===== SUPPLIED DATA
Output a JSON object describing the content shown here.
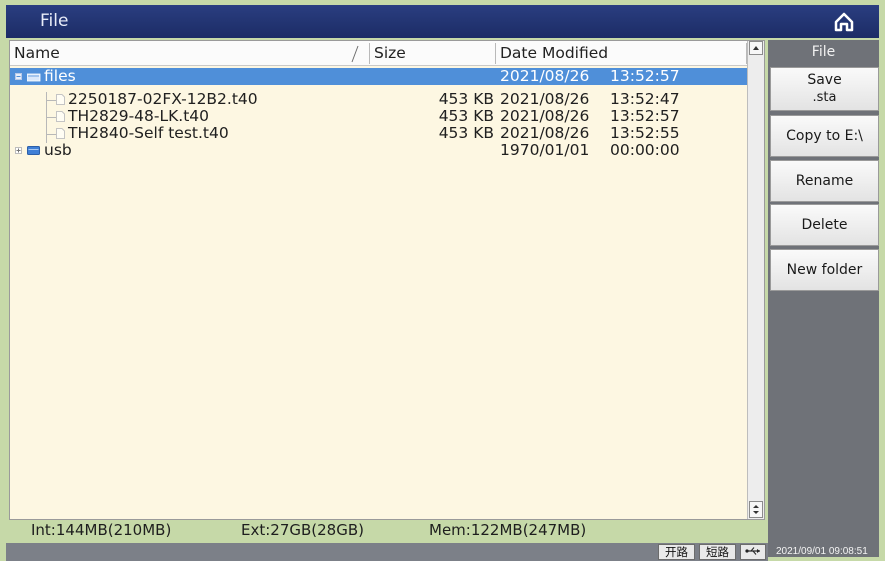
{
  "window": {
    "title": "File"
  },
  "columns": {
    "name": "Name",
    "size": "Size",
    "date": "Date Modified"
  },
  "rows": [
    {
      "name": "files",
      "size": "",
      "date": "2021/08/26",
      "time": "13:52:57",
      "selected": true
    },
    {
      "name": "2250187-02FX-12B2.t40",
      "size": "453 KB",
      "date": "2021/08/26",
      "time": "13:52:47"
    },
    {
      "name": "TH2829-48-LK.t40",
      "size": "453 KB",
      "date": "2021/08/26",
      "time": "13:52:57"
    },
    {
      "name": "TH2840-Self test.t40",
      "size": "453 KB",
      "date": "2021/08/26",
      "time": "13:52:55"
    },
    {
      "name": "usb",
      "size": "",
      "date": "1970/01/01",
      "time": "00:00:00"
    }
  ],
  "sidebar": {
    "title": "File",
    "save_line1": "Save",
    "save_line2": ".sta",
    "copy": "Copy to E:\\",
    "rename": "Rename",
    "delete": "Delete",
    "new_folder": "New folder"
  },
  "status": {
    "internal": "Int:144MB(210MB)",
    "external": "Ext:27GB(28GB)",
    "memory": "Mem:122MB(247MB)"
  },
  "bottom": {
    "open": "开路",
    "short": "短路",
    "clock": "2021/09/01 09:08:51"
  },
  "colors": {
    "titlebar": "#22347a",
    "selection": "#4f8fd9",
    "list_background": "#fdf7e2",
    "outer_background": "#c6d9a8",
    "sidebar": "#6f7278"
  }
}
==========
TASK STATEMENT: Choose all lines containing the string "time" and copy them out.

TASK RESPONSE:
      "time": "13:52:57",
      "time": "13:52:47"
      "time": "13:52:57"
      "time": "13:52:55"
      "time": "00:00:00"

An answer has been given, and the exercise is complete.